• **WORK TO DO**
Please rewrite the stretch of the records from their first line through the line containing "y-axis-tick-label: 300 — [46, 247, 67, 261]" as a JSON list of strings, one string per line, with blank lines left out.

* start RECORDS TO USE *

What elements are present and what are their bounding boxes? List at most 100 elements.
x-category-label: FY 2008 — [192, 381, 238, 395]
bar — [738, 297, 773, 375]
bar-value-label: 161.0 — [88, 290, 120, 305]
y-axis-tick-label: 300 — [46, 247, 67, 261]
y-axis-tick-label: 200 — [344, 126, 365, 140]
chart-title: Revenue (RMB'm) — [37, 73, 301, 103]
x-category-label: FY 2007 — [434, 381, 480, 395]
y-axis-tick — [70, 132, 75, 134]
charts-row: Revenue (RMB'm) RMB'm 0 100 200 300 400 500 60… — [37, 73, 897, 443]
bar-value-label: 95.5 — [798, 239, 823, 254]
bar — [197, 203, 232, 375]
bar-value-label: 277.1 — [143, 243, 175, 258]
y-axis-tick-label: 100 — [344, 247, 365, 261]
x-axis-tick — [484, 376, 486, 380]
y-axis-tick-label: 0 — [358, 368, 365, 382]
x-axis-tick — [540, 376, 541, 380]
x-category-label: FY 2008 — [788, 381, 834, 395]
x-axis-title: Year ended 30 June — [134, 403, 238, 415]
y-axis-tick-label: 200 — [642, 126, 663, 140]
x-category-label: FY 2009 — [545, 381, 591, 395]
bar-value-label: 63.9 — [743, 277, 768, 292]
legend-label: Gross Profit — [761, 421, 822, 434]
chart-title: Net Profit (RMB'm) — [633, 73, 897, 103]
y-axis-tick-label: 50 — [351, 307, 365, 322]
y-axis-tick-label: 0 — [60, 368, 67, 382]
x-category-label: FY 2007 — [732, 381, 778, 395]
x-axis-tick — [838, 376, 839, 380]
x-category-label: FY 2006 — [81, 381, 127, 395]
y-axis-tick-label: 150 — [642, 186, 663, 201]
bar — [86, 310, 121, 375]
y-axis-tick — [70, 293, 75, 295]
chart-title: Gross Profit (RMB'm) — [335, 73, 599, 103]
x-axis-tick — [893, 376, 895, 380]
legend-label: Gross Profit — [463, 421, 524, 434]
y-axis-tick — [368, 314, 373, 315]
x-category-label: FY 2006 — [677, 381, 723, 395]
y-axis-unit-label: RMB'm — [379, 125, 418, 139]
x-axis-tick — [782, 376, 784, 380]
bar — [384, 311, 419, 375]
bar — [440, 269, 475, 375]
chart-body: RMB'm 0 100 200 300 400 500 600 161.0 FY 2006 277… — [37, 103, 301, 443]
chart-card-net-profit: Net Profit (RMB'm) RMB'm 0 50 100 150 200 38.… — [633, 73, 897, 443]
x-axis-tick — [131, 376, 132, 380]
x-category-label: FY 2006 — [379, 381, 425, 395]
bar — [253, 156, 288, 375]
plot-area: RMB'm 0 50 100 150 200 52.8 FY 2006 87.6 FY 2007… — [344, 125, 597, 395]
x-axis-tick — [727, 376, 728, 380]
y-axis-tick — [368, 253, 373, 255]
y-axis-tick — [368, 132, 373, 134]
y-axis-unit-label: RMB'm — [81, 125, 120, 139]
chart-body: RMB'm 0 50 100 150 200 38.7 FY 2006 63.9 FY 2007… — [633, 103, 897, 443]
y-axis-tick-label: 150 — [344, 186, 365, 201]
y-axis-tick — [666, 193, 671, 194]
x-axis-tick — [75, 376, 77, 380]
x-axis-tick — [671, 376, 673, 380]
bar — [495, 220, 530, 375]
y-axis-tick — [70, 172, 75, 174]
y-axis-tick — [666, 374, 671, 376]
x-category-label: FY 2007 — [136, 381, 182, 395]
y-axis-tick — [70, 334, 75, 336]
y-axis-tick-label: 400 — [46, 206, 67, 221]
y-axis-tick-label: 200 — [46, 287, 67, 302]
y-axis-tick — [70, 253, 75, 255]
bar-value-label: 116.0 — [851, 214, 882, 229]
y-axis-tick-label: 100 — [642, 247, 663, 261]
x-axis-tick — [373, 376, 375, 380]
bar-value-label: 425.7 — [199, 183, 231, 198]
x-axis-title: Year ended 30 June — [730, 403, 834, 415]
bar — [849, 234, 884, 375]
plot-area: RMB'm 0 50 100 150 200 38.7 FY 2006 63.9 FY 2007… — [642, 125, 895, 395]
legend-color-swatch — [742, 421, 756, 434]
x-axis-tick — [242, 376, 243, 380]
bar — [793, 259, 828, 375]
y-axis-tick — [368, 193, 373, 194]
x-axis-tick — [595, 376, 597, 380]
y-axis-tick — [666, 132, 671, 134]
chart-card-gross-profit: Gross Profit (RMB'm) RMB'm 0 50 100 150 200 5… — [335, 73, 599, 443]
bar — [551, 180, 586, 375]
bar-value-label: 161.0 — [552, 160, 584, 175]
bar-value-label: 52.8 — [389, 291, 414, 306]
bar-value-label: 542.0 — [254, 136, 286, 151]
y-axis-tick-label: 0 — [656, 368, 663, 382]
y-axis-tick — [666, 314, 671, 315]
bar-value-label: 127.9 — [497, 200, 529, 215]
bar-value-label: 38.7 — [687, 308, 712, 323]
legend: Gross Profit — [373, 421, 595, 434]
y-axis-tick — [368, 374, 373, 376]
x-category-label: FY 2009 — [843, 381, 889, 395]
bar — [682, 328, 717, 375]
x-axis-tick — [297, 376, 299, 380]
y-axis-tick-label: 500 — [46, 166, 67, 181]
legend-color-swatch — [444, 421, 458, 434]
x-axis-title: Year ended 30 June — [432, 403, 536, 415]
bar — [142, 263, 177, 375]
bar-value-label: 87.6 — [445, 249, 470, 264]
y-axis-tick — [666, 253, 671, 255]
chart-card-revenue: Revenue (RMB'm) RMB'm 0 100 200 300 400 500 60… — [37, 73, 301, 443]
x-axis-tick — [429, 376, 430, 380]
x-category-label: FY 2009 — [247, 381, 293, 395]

* end RECORDS TO USE *

• **FULL OUTPUT**
[
  "What elements are present and what are their bounding boxes? List at most 100 elements.",
  "x-category-label: FY 2008 — [192, 381, 238, 395]",
  "bar — [738, 297, 773, 375]",
  "bar-value-label: 161.0 — [88, 290, 120, 305]",
  "y-axis-tick-label: 300 — [46, 247, 67, 261]"
]